:: What is being asked ::
Give all of the lines again exactly as they read.

[START Given information]

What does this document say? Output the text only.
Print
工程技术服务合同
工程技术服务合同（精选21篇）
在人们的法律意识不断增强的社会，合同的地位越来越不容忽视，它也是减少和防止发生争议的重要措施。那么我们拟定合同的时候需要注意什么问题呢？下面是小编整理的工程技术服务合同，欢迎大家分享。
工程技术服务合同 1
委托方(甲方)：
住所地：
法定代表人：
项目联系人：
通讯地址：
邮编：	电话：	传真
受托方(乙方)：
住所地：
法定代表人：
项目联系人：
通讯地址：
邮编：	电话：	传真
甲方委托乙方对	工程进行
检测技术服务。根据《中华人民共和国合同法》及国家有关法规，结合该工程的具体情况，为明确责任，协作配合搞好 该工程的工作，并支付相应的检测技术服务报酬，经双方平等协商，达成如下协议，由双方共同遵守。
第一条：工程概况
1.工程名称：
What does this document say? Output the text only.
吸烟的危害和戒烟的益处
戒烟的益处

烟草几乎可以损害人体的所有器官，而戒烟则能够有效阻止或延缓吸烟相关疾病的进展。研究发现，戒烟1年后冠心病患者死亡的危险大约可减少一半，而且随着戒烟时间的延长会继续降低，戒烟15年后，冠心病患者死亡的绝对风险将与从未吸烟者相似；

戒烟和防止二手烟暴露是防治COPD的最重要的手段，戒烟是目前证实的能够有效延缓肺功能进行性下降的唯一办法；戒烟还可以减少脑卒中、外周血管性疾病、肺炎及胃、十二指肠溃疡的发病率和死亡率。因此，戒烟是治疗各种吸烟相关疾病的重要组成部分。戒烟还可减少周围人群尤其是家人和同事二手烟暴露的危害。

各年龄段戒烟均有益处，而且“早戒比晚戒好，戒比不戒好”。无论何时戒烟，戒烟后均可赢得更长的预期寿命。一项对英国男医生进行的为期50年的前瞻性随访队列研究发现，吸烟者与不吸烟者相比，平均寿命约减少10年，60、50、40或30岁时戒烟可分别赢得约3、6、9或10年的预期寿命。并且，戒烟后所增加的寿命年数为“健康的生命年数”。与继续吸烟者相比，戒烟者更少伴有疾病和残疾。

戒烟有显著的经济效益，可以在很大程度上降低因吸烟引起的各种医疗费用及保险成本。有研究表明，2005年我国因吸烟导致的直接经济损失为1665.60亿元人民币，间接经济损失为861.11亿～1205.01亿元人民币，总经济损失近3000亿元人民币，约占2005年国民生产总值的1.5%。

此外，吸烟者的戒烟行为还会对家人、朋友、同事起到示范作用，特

[END Given information]

:: Solution to this exercise ::
What does this document say? Output the text only.
Print
工程技术服务合同
工程技术服务合同（精选21篇）
在人们的法律意识不断增强的社会，合同的地位越来越不容忽视，它也是减少和防止发生争议的重要措施。那么我们拟定合同的时候需要注意什么问题呢？下面是小编整理的工程技术服务合同，欢迎大家分享。
工程技术服务合同 1
委托方(甲方)：
住所地：
法定代表人：
项目联系人：
通讯地址：
邮编：	电话：	传真
受托方(乙方)：
住所地：
法定代表人：
项目联系人：
通讯地址：
邮编：	电话：	传真
甲方委托乙方对	工程进行
检测技术服务。根据《中华人民共和国合同法》及国家有关法规，结合该工程的具体情况，为明确责任，协作配合搞好 该工程的工作，并支付相应的检测技术服务报酬，经双方平等协商，达成如下协议，由双方共同遵守。
第一条：工程概况
1.工程名称：
What does this document say? Output the text only.
吸烟的危害和戒烟的益处
戒烟的益处

烟草几乎可以损害人体的所有器官，而戒烟则能够有效阻止或延缓吸烟相关疾病的进展。研究发现，戒烟1年后冠心病患者死亡的危险大约可减少一半，而且随着戒烟时间的延长会继续降低，戒烟15年后，冠心病患者死亡的绝对风险将与从未吸烟者相似；

戒烟和防止二手烟暴露是防治COPD的最重要的手段，戒烟是目前证实的能够有效延缓肺功能进行性下降的唯一办法；戒烟还可以减少脑卒中、外周血管性疾病、肺炎及胃、十二指肠溃疡的发病率和死亡率。因此，戒烟是治疗各种吸烟相关疾病的重要组成部分。戒烟还可减少周围人群尤其是家人和同事二手烟暴露的危害。

各年龄段戒烟均有益处，而且“早戒比晚戒好，戒比不戒好”。无论何时戒烟，戒烟后均可赢得更长的预期寿命。一项对英国男医生进行的为期50年的前瞻性随访队列研究发现，吸烟者与不吸烟者相比，平均寿命约减少10年，60、50、40或30岁时戒烟可分别赢得约3、6、9或10年的预期寿命。并且，戒烟后所增加的寿命年数为“健康的生命年数”。与继续吸烟者相比，戒烟者更少伴有疾病和残疾。

戒烟有显著的经济效益，可以在很大程度上降低因吸烟引起的各种医疗费用及保险成本。有研究表明，2005年我国因吸烟导致的直接经济损失为1665.60亿元人民币，间接经济损失为861.11亿～1205.01亿元人民币，总经济损失近3000亿元人民币，约占2005年国民生产总值的1.5%。

此外，吸烟者的戒烟行为还会对家人、朋友、同事起到示范作用，特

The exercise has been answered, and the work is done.